• **SET PROBLEM**
With the pictures left out, copy the listing below exactly.

>> Start DATA FOR THIS EXERCISE

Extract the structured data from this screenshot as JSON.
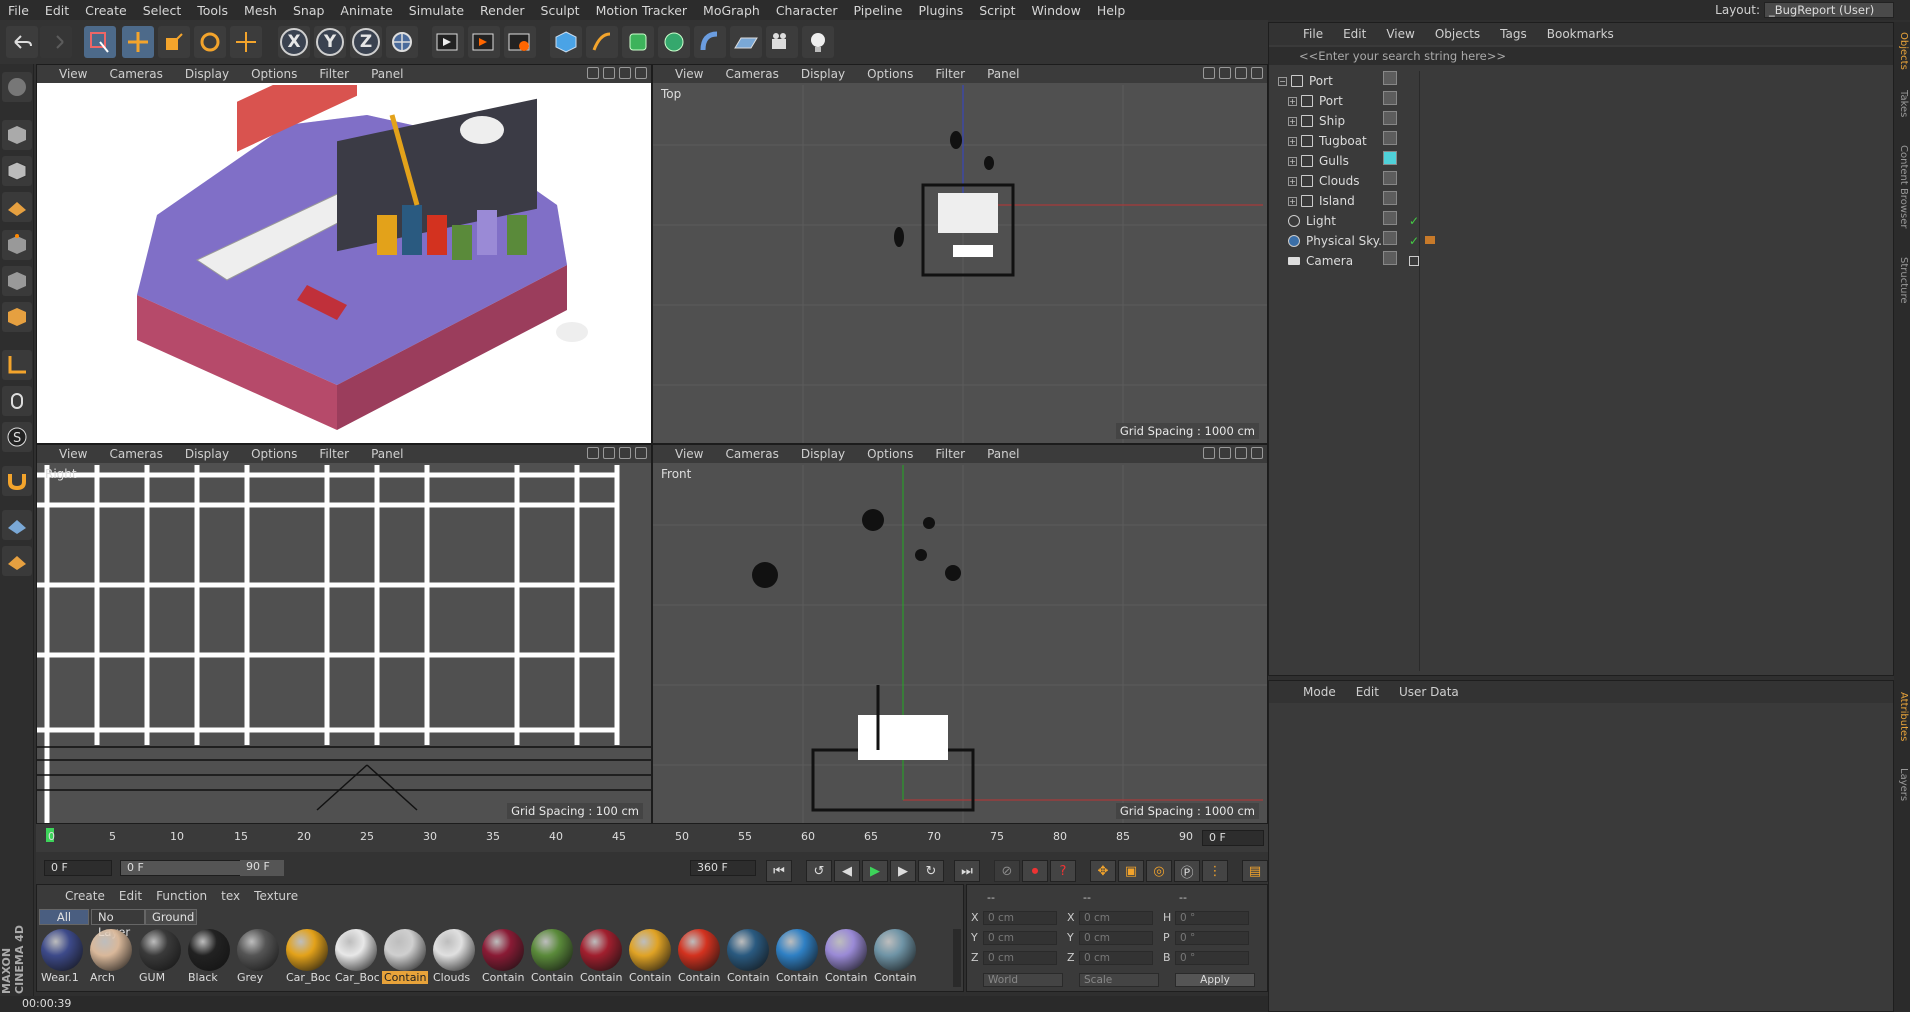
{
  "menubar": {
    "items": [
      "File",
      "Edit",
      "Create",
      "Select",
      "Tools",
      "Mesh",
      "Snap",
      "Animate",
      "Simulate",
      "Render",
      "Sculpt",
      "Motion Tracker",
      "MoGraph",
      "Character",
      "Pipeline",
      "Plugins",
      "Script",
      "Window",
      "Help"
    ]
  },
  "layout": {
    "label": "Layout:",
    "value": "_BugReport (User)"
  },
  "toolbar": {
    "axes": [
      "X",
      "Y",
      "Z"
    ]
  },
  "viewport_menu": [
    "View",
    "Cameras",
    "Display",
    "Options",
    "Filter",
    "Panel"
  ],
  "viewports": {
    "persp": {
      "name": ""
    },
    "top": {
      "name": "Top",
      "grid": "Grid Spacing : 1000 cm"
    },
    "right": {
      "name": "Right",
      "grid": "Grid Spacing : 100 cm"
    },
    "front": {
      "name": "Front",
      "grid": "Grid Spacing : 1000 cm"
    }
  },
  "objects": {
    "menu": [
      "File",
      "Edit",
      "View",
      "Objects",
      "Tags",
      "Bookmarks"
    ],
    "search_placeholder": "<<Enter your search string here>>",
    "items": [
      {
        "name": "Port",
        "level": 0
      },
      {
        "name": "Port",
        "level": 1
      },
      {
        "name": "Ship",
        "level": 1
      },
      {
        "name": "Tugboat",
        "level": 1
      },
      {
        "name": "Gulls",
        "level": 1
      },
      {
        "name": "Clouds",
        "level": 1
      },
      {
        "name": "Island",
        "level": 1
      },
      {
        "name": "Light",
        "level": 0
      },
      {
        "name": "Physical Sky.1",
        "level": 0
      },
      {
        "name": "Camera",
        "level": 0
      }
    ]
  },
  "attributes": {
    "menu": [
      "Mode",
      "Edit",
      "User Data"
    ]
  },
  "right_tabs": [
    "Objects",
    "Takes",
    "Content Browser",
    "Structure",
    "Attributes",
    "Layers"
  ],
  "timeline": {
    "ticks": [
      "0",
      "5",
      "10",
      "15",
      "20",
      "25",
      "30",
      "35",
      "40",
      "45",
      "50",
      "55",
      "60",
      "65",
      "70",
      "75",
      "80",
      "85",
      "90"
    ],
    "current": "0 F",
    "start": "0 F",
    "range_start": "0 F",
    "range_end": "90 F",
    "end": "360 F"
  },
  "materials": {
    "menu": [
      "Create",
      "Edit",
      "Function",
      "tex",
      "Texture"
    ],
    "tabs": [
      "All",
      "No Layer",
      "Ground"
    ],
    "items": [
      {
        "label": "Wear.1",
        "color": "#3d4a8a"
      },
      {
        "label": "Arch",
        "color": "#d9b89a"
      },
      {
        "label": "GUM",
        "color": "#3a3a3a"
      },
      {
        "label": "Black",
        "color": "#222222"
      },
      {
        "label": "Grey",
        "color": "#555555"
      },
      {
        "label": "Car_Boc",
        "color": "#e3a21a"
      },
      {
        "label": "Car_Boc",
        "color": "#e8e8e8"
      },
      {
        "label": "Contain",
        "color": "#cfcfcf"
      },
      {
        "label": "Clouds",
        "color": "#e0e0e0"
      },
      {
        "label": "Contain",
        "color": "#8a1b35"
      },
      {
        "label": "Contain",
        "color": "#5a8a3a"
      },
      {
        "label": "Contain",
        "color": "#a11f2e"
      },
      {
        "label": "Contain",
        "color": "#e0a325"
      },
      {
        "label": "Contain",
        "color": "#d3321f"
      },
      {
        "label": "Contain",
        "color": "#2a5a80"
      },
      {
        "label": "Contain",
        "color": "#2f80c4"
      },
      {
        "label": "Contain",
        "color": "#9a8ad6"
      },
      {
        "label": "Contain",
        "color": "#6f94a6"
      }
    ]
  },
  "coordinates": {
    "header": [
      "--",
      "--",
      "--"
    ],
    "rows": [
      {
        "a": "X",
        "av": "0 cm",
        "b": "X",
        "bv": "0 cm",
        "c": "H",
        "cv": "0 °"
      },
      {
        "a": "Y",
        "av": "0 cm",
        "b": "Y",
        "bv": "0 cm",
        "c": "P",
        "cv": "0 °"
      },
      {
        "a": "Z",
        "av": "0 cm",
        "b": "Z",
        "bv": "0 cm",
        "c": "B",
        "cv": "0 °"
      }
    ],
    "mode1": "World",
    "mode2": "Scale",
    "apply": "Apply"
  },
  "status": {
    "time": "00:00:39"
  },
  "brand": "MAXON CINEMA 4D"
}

>> End DATA FOR THIS EXERCISE

• **EXERCISE OUTPUT**
Extract the structured data from this screenshot as JSON.
{
  "menubar": {
    "items": [
      "File",
      "Edit",
      "Create",
      "Select",
      "Tools",
      "Mesh",
      "Snap",
      "Animate",
      "Simulate",
      "Render",
      "Sculpt",
      "Motion Tracker",
      "MoGraph",
      "Character",
      "Pipeline",
      "Plugins",
      "Script",
      "Window",
      "Help"
    ]
  },
  "layout": {
    "label": "Layout:",
    "value": "_BugReport (User)"
  },
  "toolbar": {
    "axes": [
      "X",
      "Y",
      "Z"
    ]
  },
  "viewport_menu": [
    "View",
    "Cameras",
    "Display",
    "Options",
    "Filter",
    "Panel"
  ],
  "viewports": {
    "persp": {
      "name": ""
    },
    "top": {
      "name": "Top",
      "grid": "Grid Spacing : 1000 cm"
    },
    "right": {
      "name": "Right",
      "grid": "Grid Spacing : 100 cm"
    },
    "front": {
      "name": "Front",
      "grid": "Grid Spacing : 1000 cm"
    }
  },
  "objects": {
    "menu": [
      "File",
      "Edit",
      "View",
      "Objects",
      "Tags",
      "Bookmarks"
    ],
    "search_placeholder": "<<Enter your search string here>>",
    "items": [
      {
        "name": "Port",
        "level": 0
      },
      {
        "name": "Port",
        "level": 1
      },
      {
        "name": "Ship",
        "level": 1
      },
      {
        "name": "Tugboat",
        "level": 1
      },
      {
        "name": "Gulls",
        "level": 1
      },
      {
        "name": "Clouds",
        "level": 1
      },
      {
        "name": "Island",
        "level": 1
      },
      {
        "name": "Light",
        "level": 0
      },
      {
        "name": "Physical Sky.1",
        "level": 0
      },
      {
        "name": "Camera",
        "level": 0
      }
    ]
  },
  "attributes": {
    "menu": [
      "Mode",
      "Edit",
      "User Data"
    ]
  },
  "right_tabs": [
    "Objects",
    "Takes",
    "Content Browser",
    "Structure",
    "Attributes",
    "Layers"
  ],
  "timeline": {
    "ticks": [
      "0",
      "5",
      "10",
      "15",
      "20",
      "25",
      "30",
      "35",
      "40",
      "45",
      "50",
      "55",
      "60",
      "65",
      "70",
      "75",
      "80",
      "85",
      "90"
    ],
    "current": "0 F",
    "start": "0 F",
    "range_start": "0 F",
    "range_end": "90 F",
    "end": "360 F"
  },
  "materials": {
    "menu": [
      "Create",
      "Edit",
      "Function",
      "tex",
      "Texture"
    ],
    "tabs": [
      "All",
      "No Layer",
      "Ground"
    ],
    "items": [
      {
        "label": "Wear.1",
        "color": "#3d4a8a"
      },
      {
        "label": "Arch",
        "color": "#d9b89a"
      },
      {
        "label": "GUM",
        "color": "#3a3a3a"
      },
      {
        "label": "Black",
        "color": "#222222"
      },
      {
        "label": "Grey",
        "color": "#555555"
      },
      {
        "label": "Car_Boc",
        "color": "#e3a21a"
      },
      {
        "label": "Car_Boc",
        "color": "#e8e8e8"
      },
      {
        "label": "Contain",
        "color": "#cfcfcf"
      },
      {
        "label": "Clouds",
        "color": "#e0e0e0"
      },
      {
        "label": "Contain",
        "color": "#8a1b35"
      },
      {
        "label": "Contain",
        "color": "#5a8a3a"
      },
      {
        "label": "Contain",
        "color": "#a11f2e"
      },
      {
        "label": "Contain",
        "color": "#e0a325"
      },
      {
        "label": "Contain",
        "color": "#d3321f"
      },
      {
        "label": "Contain",
        "color": "#2a5a80"
      },
      {
        "label": "Contain",
        "color": "#2f80c4"
      },
      {
        "label": "Contain",
        "color": "#9a8ad6"
      },
      {
        "label": "Contain",
        "color": "#6f94a6"
      }
    ]
  },
  "coordinates": {
    "header": [
      "--",
      "--",
      "--"
    ],
    "rows": [
      {
        "a": "X",
        "av": "0 cm",
        "b": "X",
        "bv": "0 cm",
        "c": "H",
        "cv": "0 °"
      },
      {
        "a": "Y",
        "av": "0 cm",
        "b": "Y",
        "bv": "0 cm",
        "c": "P",
        "cv": "0 °"
      },
      {
        "a": "Z",
        "av": "0 cm",
        "b": "Z",
        "bv": "0 cm",
        "c": "B",
        "cv": "0 °"
      }
    ],
    "mode1": "World",
    "mode2": "Scale",
    "apply": "Apply"
  },
  "status": {
    "time": "00:00:39"
  },
  "brand": "MAXON CINEMA 4D"
}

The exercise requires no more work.